- _TASK DIRECTIONS_
Retype each of the rows below without changing a single character.

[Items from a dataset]
_ _ _ _ _ _ _
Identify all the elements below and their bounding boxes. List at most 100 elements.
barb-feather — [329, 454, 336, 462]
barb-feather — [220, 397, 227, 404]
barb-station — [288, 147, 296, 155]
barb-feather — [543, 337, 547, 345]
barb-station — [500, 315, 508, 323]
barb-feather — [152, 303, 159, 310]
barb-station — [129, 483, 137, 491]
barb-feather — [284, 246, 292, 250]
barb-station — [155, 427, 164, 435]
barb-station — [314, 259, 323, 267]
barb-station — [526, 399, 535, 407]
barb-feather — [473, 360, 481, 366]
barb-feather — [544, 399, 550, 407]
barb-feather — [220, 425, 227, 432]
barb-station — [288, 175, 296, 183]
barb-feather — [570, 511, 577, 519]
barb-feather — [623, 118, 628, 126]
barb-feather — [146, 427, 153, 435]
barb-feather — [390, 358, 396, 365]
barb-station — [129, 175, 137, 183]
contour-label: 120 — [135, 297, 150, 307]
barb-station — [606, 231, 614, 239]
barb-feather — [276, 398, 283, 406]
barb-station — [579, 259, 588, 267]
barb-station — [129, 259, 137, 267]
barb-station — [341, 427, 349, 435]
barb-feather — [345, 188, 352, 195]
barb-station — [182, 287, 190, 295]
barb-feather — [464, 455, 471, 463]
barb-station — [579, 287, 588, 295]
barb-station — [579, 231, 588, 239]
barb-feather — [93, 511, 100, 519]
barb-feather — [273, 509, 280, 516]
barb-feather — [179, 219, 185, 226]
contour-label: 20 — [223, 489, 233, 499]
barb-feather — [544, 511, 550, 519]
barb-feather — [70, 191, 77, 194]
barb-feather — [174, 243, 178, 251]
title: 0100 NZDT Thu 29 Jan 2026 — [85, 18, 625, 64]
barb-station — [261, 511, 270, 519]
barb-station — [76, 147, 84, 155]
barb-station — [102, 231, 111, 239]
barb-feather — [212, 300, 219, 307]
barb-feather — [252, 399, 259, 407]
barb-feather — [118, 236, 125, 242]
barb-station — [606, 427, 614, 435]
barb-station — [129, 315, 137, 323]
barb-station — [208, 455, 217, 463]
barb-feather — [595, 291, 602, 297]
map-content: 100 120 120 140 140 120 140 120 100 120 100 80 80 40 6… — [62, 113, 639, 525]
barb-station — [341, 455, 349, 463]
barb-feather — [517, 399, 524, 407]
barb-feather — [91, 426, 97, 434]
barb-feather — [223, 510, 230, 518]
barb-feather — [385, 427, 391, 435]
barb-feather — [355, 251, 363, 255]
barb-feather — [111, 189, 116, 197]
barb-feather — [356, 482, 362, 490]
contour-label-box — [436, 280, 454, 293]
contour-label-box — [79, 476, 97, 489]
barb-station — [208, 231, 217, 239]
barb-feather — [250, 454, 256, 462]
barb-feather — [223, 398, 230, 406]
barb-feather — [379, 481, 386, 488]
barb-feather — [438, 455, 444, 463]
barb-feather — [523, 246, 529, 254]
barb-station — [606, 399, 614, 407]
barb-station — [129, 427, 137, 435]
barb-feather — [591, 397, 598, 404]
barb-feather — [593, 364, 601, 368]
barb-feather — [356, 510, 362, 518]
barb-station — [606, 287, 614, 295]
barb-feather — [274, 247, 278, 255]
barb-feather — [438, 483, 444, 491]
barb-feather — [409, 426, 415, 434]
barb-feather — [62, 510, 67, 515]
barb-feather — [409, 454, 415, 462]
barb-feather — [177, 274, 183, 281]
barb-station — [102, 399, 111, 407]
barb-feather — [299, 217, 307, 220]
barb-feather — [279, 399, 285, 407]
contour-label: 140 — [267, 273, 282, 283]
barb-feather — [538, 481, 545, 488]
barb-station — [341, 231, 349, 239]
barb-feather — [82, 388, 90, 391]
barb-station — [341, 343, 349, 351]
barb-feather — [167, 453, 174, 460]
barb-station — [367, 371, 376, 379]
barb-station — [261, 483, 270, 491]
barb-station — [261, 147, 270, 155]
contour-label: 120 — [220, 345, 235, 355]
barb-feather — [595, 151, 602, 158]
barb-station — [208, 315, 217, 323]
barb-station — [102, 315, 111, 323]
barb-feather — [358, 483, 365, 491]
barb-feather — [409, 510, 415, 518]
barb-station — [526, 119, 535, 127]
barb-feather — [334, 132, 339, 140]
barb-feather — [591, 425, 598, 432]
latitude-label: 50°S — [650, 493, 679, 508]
_ _ _ _ _ _ _
- _EXERCISE OUTPUT_
Identify all the elements below and their bounding boxes. List at most 100 elements.
barb-feather — [329, 454, 336, 462]
barb-feather — [220, 397, 227, 404]
barb-station — [288, 147, 296, 155]
barb-feather — [543, 337, 547, 345]
barb-station — [500, 315, 508, 323]
barb-feather — [152, 303, 159, 310]
barb-station — [129, 483, 137, 491]
barb-feather — [284, 246, 292, 250]
barb-station — [155, 427, 164, 435]
barb-station — [314, 259, 323, 267]
barb-station — [526, 399, 535, 407]
barb-feather — [473, 360, 481, 366]
barb-feather — [544, 399, 550, 407]
barb-feather — [220, 425, 227, 432]
barb-station — [288, 175, 296, 183]
barb-feather — [570, 511, 577, 519]
barb-feather — [623, 118, 628, 126]
barb-feather — [146, 427, 153, 435]
barb-feather — [390, 358, 396, 365]
barb-station — [129, 175, 137, 183]
contour-label: 120 — [135, 297, 150, 307]
barb-station — [606, 231, 614, 239]
barb-feather — [276, 398, 283, 406]
barb-station — [579, 259, 588, 267]
barb-station — [129, 259, 137, 267]
barb-station — [341, 427, 349, 435]
barb-feather — [345, 188, 352, 195]
barb-station — [182, 287, 190, 295]
barb-feather — [464, 455, 471, 463]
barb-station — [579, 287, 588, 295]
barb-station — [579, 231, 588, 239]
barb-feather — [93, 511, 100, 519]
barb-feather — [273, 509, 280, 516]
barb-feather — [179, 219, 185, 226]
contour-label: 20 — [223, 489, 233, 499]
barb-feather — [544, 511, 550, 519]
barb-feather — [70, 191, 77, 194]
barb-feather — [174, 243, 178, 251]
title: 0100 NZDT Thu 29 Jan 2026 — [85, 18, 625, 64]
barb-station — [261, 511, 270, 519]
barb-station — [76, 147, 84, 155]
barb-station — [102, 231, 111, 239]
barb-feather — [212, 300, 219, 307]
barb-feather — [252, 399, 259, 407]
barb-feather — [118, 236, 125, 242]
barb-station — [606, 427, 614, 435]
barb-station — [129, 315, 137, 323]
barb-station — [208, 455, 217, 463]
barb-feather — [595, 291, 602, 297]
map-content: 100 120 120 140 140 120 140 120 100 120 100 80 80 40 6… — [62, 113, 639, 525]
barb-station — [341, 455, 349, 463]
barb-feather — [517, 399, 524, 407]
barb-feather — [91, 426, 97, 434]
barb-feather — [223, 510, 230, 518]
barb-feather — [385, 427, 391, 435]
barb-feather — [355, 251, 363, 255]
barb-feather — [111, 189, 116, 197]
barb-feather — [356, 482, 362, 490]
contour-label-box — [436, 280, 454, 293]
contour-label-box — [79, 476, 97, 489]
barb-station — [208, 231, 217, 239]
barb-feather — [250, 454, 256, 462]
barb-feather — [223, 398, 230, 406]
barb-feather — [379, 481, 386, 488]
barb-feather — [438, 455, 444, 463]
barb-feather — [523, 246, 529, 254]
barb-station — [606, 399, 614, 407]
barb-station — [129, 427, 137, 435]
barb-feather — [591, 397, 598, 404]
barb-feather — [593, 364, 601, 368]
barb-feather — [356, 510, 362, 518]
barb-station — [606, 287, 614, 295]
barb-feather — [274, 247, 278, 255]
barb-feather — [438, 483, 444, 491]
barb-feather — [409, 426, 415, 434]
barb-feather — [62, 510, 67, 515]
barb-feather — [409, 454, 415, 462]
barb-feather — [177, 274, 183, 281]
barb-station — [102, 399, 111, 407]
barb-feather — [299, 217, 307, 220]
barb-feather — [279, 399, 285, 407]
contour-label: 140 — [267, 273, 282, 283]
barb-feather — [538, 481, 545, 488]
barb-station — [341, 231, 349, 239]
barb-feather — [82, 388, 90, 391]
barb-station — [341, 343, 349, 351]
barb-feather — [167, 453, 174, 460]
barb-station — [367, 371, 376, 379]
barb-station — [261, 483, 270, 491]
barb-station — [261, 147, 270, 155]
contour-label: 120 — [220, 345, 235, 355]
barb-feather — [595, 151, 602, 158]
barb-station — [208, 315, 217, 323]
barb-station — [102, 315, 111, 323]
barb-feather — [358, 483, 365, 491]
barb-feather — [409, 510, 415, 518]
barb-station — [526, 119, 535, 127]
barb-feather — [334, 132, 339, 140]
barb-feather — [591, 425, 598, 432]
latitude-label: 50°S — [650, 493, 679, 508]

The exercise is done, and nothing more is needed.